### MATERIAL FOR THE TASK
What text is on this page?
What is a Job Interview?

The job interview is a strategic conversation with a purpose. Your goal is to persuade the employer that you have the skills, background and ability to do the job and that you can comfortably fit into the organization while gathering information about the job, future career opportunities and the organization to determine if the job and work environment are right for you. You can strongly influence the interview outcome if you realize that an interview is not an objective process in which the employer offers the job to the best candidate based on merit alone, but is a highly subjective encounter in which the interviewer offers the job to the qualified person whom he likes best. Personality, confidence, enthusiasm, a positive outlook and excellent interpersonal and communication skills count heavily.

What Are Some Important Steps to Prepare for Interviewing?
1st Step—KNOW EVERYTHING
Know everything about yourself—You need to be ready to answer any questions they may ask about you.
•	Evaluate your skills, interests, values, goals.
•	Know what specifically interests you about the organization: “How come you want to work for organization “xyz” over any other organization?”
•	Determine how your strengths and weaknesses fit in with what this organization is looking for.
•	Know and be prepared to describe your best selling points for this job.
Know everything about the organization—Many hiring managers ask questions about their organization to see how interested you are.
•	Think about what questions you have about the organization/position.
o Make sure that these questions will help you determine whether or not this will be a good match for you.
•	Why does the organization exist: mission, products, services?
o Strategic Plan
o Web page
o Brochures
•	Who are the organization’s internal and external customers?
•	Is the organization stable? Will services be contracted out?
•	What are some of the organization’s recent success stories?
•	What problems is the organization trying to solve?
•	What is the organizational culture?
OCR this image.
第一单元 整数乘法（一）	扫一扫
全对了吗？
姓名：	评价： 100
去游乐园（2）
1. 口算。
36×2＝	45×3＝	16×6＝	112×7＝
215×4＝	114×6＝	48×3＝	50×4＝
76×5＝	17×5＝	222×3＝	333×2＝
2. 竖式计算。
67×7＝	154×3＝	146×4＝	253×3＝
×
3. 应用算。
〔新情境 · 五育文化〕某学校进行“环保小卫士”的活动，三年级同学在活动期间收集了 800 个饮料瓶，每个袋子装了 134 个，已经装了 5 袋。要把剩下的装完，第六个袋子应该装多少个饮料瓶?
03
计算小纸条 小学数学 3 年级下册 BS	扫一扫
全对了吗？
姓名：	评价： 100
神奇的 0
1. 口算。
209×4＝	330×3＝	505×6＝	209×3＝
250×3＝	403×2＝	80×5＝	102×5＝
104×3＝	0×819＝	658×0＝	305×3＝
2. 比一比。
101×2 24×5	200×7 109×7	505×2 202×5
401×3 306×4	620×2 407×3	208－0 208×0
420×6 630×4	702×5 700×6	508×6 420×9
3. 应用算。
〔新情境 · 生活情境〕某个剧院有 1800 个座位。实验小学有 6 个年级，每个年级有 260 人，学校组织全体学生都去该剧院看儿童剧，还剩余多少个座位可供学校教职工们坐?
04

### WHAT YOU HAVE TO DO
Write down every line of the data above that includes the string "services".

### THE SOLUTION
•	Why does the organization exist: mission, products, services?
•	Is the organization stable? Will services be contracted out?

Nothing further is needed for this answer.